▶ Text segment:
Friday, October 11, 2013

New York ComicCon 2013 - Friday Edition

On the ground at NY ComicCon 2013

Francis Rizzo III has returned to ComicCon after a year off (Thanks, Obama) and the convention is better than ever, with tons of big-name panels and interesting stuff to check out. Interviews with the folks behind Bob's Burgers, Archer, Eagleheart, The League and Chozen, as well as chats with Pete Holmes and Dan Harmon are on tap, but for now, here's what was happening on Friday.

For anyone who is tired of getting DVDs lacking in bonus content and paltry streaming options, AMC is coming through in a big way with Yeah!, a new streaming app that marries cult movies with exclusive extras (a mix of text and video) created by AMC's people, in a slick presentation that syncs the extras with the films, but lets you enjoy them separately as well. It's like taking the old New Line Infinifil concept and applying it to streaming. Getting to sample Clerks with this treatment made it clear this could be the next big thing for cinephiles, and with subscriptions, TV (remember AMC's properties, like Breaking Bad and Mad Men) and purchases being discussed, this idea has some serious potential. The service is live now with 28 titles, and more added on a weekly basis.

▶ Assigned task 1:
List the shows named in the ComicCon report whose creative teams are lined up for interviews.
▶ Assigned task 2:
Extend the ComicCon report past its final sentence with more of Friday's happenings.

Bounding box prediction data
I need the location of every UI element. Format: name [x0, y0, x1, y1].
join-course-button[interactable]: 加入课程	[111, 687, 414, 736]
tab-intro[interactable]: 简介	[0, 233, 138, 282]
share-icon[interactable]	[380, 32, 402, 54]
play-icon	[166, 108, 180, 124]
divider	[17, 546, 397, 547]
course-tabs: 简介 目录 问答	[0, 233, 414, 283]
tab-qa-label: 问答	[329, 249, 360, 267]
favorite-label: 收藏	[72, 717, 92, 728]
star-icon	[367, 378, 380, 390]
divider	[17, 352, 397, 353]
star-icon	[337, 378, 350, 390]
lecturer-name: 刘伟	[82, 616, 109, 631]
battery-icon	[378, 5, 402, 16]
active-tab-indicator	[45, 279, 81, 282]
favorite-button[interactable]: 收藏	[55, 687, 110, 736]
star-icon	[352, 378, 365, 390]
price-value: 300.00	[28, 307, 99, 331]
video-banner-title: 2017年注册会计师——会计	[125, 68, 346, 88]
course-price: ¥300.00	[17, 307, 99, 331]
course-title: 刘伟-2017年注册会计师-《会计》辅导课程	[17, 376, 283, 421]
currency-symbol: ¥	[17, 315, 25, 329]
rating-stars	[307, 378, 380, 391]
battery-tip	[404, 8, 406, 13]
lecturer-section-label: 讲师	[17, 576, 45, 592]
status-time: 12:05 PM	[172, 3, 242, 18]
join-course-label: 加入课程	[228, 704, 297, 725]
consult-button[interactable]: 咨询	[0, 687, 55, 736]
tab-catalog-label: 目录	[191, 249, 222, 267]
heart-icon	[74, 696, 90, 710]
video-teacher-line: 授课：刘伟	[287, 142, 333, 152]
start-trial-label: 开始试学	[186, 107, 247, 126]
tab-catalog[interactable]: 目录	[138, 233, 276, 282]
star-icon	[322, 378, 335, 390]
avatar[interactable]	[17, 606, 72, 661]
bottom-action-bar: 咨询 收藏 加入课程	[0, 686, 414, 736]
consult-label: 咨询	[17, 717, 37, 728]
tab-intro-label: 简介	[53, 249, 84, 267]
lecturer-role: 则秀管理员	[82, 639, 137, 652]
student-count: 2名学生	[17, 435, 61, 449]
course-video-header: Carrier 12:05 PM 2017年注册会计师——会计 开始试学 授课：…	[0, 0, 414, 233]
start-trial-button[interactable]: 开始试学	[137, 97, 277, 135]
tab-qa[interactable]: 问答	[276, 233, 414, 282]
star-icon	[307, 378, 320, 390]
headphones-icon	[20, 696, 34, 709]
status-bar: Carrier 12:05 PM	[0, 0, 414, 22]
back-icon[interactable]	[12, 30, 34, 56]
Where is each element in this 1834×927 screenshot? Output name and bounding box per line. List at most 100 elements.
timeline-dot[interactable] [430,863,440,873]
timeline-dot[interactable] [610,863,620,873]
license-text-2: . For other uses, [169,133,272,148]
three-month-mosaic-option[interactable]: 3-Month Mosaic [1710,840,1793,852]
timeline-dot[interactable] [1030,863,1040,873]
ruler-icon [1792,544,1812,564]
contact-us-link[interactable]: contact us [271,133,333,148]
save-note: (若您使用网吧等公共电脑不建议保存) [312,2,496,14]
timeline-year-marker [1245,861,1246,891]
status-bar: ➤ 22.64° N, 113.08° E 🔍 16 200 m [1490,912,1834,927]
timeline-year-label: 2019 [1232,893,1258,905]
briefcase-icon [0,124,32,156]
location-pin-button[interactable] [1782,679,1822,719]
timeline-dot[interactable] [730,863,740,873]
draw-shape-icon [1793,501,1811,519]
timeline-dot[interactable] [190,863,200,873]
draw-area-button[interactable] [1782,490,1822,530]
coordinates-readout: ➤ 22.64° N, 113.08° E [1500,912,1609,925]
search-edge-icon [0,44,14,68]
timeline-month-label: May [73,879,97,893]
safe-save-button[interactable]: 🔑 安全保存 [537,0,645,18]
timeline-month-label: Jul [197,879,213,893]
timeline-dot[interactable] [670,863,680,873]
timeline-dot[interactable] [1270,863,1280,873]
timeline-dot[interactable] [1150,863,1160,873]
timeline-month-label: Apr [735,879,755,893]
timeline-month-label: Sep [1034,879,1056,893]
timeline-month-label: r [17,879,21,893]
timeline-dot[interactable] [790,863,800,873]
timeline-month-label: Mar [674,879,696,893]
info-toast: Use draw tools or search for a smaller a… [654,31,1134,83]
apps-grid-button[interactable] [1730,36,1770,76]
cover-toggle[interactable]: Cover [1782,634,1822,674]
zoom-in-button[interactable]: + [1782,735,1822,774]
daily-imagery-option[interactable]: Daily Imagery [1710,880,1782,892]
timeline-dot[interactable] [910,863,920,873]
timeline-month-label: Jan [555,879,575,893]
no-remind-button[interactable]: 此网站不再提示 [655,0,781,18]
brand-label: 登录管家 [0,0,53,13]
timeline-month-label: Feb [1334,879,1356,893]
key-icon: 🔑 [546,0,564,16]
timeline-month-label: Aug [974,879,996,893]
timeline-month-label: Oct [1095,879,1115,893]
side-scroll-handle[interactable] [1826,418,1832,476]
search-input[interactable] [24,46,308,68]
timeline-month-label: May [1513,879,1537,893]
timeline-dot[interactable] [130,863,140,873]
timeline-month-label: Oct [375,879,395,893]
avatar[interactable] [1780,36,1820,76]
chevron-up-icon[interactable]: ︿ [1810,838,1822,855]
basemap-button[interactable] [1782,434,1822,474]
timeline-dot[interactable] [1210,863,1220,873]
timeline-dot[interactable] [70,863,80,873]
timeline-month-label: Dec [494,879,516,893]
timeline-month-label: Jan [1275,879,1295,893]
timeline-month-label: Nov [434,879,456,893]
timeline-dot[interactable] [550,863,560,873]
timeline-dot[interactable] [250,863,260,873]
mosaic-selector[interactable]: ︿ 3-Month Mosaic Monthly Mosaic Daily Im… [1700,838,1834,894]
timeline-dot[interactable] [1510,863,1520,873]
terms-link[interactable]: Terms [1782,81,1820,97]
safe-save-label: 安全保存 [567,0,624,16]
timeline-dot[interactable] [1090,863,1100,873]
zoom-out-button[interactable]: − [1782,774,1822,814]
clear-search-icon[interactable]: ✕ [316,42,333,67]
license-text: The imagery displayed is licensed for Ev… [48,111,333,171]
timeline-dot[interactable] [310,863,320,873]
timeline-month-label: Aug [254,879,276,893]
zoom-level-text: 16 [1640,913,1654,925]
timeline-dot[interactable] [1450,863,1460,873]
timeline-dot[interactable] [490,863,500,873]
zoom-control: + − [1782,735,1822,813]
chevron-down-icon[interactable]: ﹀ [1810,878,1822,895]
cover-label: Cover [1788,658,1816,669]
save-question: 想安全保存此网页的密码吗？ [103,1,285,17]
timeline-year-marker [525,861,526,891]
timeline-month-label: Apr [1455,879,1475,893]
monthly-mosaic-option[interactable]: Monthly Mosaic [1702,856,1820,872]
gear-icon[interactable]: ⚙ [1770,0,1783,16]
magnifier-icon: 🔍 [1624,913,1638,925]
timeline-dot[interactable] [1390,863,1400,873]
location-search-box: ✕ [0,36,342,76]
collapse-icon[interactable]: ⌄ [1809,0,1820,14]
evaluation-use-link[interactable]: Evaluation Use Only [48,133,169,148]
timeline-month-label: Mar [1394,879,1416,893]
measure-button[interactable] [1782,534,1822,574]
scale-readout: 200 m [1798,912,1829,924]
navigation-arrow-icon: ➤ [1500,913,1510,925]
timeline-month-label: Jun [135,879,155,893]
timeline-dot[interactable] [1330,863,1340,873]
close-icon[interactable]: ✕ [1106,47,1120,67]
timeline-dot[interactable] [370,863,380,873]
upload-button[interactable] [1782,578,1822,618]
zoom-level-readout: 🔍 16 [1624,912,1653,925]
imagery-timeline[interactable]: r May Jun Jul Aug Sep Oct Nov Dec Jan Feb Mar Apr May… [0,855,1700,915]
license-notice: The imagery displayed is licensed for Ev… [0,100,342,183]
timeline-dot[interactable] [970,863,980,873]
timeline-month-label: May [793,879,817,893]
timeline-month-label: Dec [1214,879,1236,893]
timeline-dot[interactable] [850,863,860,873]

▶ Answer box 1:
Bob's Burgers, Archer, Eagleheart, The League, Chozen

▶ Answer box 2:
Vampire Academy
The last place I thought I would be spending time at the NY ComicCon would be in a panel about a movie adaptation of a young-adult novel series about teen vampires. However, when I saw that Vampire Academy is written by Daniel Waters (Heathers) and directed by Mark Waters (Mean Girls, personal favorite The House of Yes) I felt like it might be worth skipping the Comic Book Men panel. With the teen girls gasping over the younger members of the panel, the Waters brothers offered entertainment for the older folks in the crowd, who know Barbara Stanwyck and The Hunger. The trailer shown was actually quite entertaining, with the mix of sex, violence and humor you'd expect from these filmmakers. If the actual movie doesn't drown in Twilight-level drama, it could be a surprising good time, crossing demographic boundaries.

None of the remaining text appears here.